* **DIRECTION**:
Without the pictures, return all of the material exactly as written.

[Extracted data entries]
§ §

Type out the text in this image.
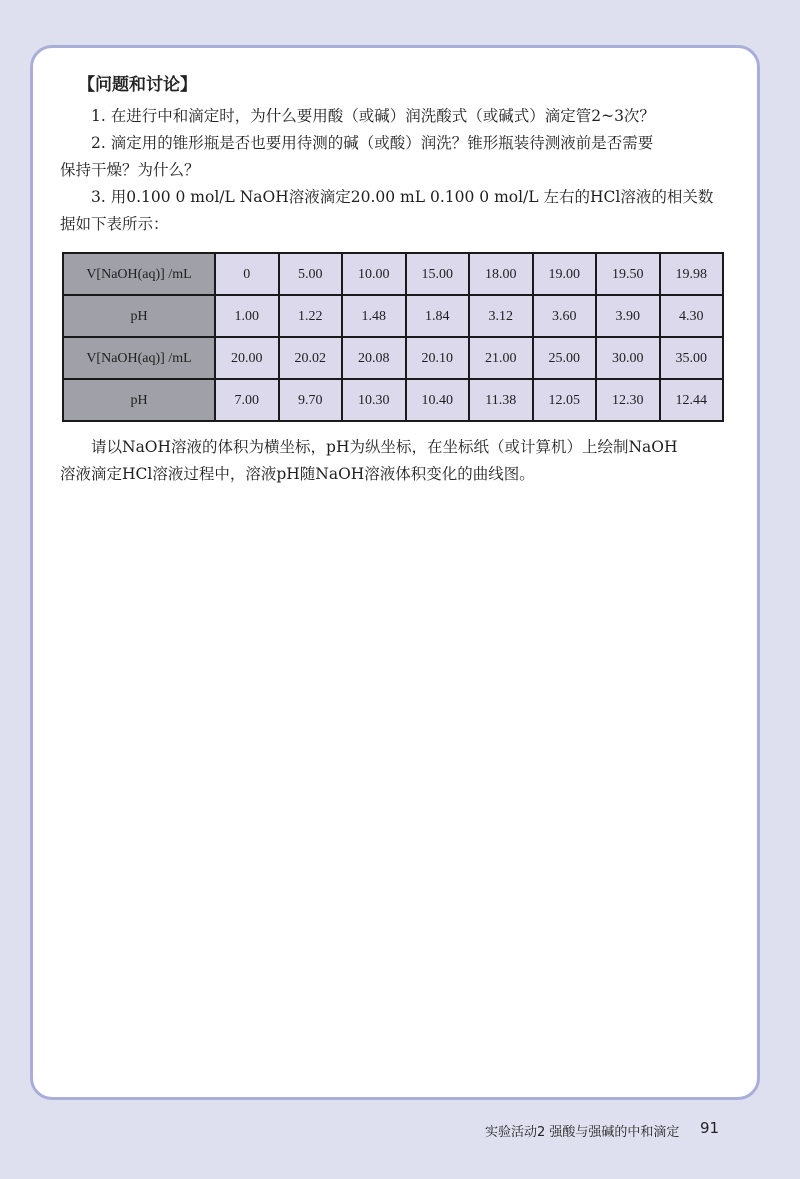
【问题和讨论】

1. 在进行中和滴定时，为什么要用酸（或碱）润洗酸式（或碱式）滴定管2~3次？

2. 滴定用的锥形瓶是否也要用待测的碱（或酸）润洗？锥形瓶装待测液前是否需要

保持干燥？为什么？

3. 用0.100 0 mol/L NaOH溶液滴定20.00 mL 0.100 0 mol/L 左右的HCl溶液的相关数

据如下表所示：

V[NaOH(aq)] /mL	0	5.00	10.00	15.00	18.00	19.00	19.50	19.98
pH	1.00	1.22	1.48	1.84	3.12	3.60	3.90	4.30
V[NaOH(aq)] /mL	20.00	20.02	20.08	20.10	21.00	25.00	30.00	35.00
pH	7.00	9.70	10.30	10.40	11.38	12.05	12.30	12.44

请以NaOH溶液的体积为横坐标，pH为纵坐标，在坐标纸（或计算机）上绘制NaOH

溶液滴定HCl溶液过程中，溶液pH随NaOH溶液体积变化的曲线图。

实验活动2 强酸与强碱的中和滴定 91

§ §

* **RESULT BELOW**:
Type out the text in this image.
【问题和讨论】

1. 在进行中和滴定时，为什么要用酸（或碱）润洗酸式（或碱式）滴定管2~3次？

2. 滴定用的锥形瓶是否也要用待测的碱（或酸）润洗？锥形瓶装待测液前是否需要

保持干燥？为什么？

3. 用0.100 0 mol/L NaOH溶液滴定20.00 mL 0.100 0 mol/L 左右的HCl溶液的相关数

据如下表所示：

V[NaOH(aq)] /mL	0	5.00	10.00	15.00	18.00	19.00	19.50	19.98
pH	1.00	1.22	1.48	1.84	3.12	3.60	3.90	4.30
V[NaOH(aq)] /mL	20.00	20.02	20.08	20.10	21.00	25.00	30.00	35.00
pH	7.00	9.70	10.30	10.40	11.38	12.05	12.30	12.44

请以NaOH溶液的体积为横坐标，pH为纵坐标，在坐标纸（或计算机）上绘制NaOH

溶液滴定HCl溶液过程中，溶液pH随NaOH溶液体积变化的曲线图。

实验活动2 强酸与强碱的中和滴定 91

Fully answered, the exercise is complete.